PAGE EXTRACT:
※
KANSAS CITY, Mo.­-- At its March 21 to 23 meetings near Kansas City, Mo., the Mennonite Church USA Executive Board approved a statement titled “The Calling and Affirmation of Women for Leadership Ministries in Mennonite Church USA.” The statement was shared with members of the Constituency Leaders Council, which includes representatives of Mennonite Church USA area conferences and constituency groups and met in conjunction with and after the Executive Board. The statement is included below.

The Calling and Affirmation of Women for Leadership Ministries in Mennonite Church USA

Recently many persons across the church were disheartened by the narrowly defeated proposal of the Board of Bishops of Lancaster Mennonite Conference by the voting body of credentialed persons in the conference. The Board of Bishops had discerned and recommended that their districts and congregations be given the prerogative to ordain women for leadership ministries.

In recognition that the calling and ordination of women continues to be discerned across our church, the Executive Board of Mennonite Church USA wishes to highlight the important issue of leadership across Mennonite Church USA, particularly for congregations. One of our four priorities for application in all parts of Mennonite Church USA states, “Leadership Development: Church members with leadership gifts are called, trained and nurtured in Anabaptist theology and practice in order to fulfill the church’s missional vocation. (Exodus 18:13-23; Ephesians 4:7-16; Article 15, Confession of Faith in a Mennonite Perspective).”

If we lack adequate leadership in both numbers and unique Anabaptist conviction across Mennonite Church USA, our missional vision will languish and our effectiveness for witness from an Anabaptist-Mennonite interpretation of the Gospel will diminish. We are convinced that women and men together are needed to fill our need for leadership. When we fail to call women to positions of leadership and fail to affirm their call with recognized signs such as ordination, we are ignoring a gift for ministry that God has made available to us.

We understand it is the prerogative of our polity for congregations and area conferences to call and affirm pastoral leaders and other leaders by requesting licensing and ordination of those leaders and holding their credentials. We call upon all congregations and conferences to support our priority to find and equip leaders by calling, licensing and ordaining both men and women for all positions of leadership.
※
WHAT NEEDS TO BE DONE:
Render into Spanish this sentence from the statement on women in church leadership: "We are convinced that women and men together are needed to fill our need for leadership."

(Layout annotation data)
※
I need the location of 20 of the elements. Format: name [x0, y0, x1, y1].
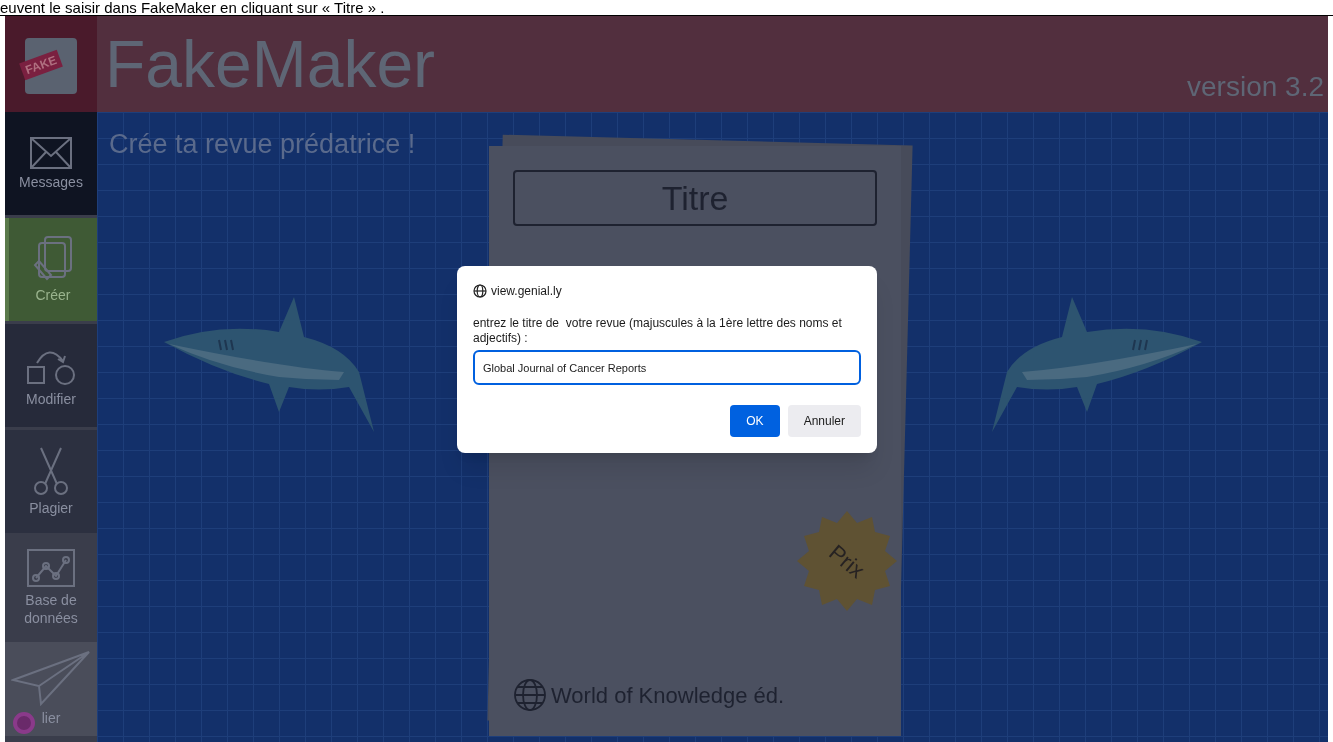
globe-icon	[513, 678, 547, 712]
sidebar-item[interactable]: Modifier	[5, 324, 97, 427]
ok-button[interactable]: OK	[730, 405, 780, 437]
scissors-icon	[31, 445, 71, 496]
dialog-message: entrez le titre de votre revue (majuscules à la 1ère lettre des noms et adjectifs) :	[473, 316, 843, 346]
sidebar-item[interactable]: Messages	[5, 112, 97, 215]
pages-icon	[31, 234, 75, 283]
sidebar-item[interactable]: Créer	[5, 218, 97, 321]
paper-plane-icon	[11, 650, 91, 707]
sidebar-item[interactable]: lier	[5, 642, 97, 736]
sidebar-item[interactable]: Plagier	[5, 430, 97, 533]
globe-icon	[473, 284, 487, 298]
cancel-button[interactable]: Annuler	[787, 405, 861, 437]
envelope-icon	[29, 135, 73, 170]
price-badge: Prix	[797, 511, 897, 611]
subtitle-text: Crée ta revue prédatrice !	[109, 128, 416, 161]
circle-logo-icon	[13, 712, 35, 734]
chart-icon	[26, 548, 76, 588]
dialog-origin: view.genial.ly	[491, 283, 562, 300]
title-input[interactable]: Global Journal of Cancer Reports	[473, 350, 861, 385]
※
RESULT FOR THIS TASK:
Estamos convencidos de que se necesitan mujeres y hombres juntos para cubrir nuestra necesidad de liderazgo.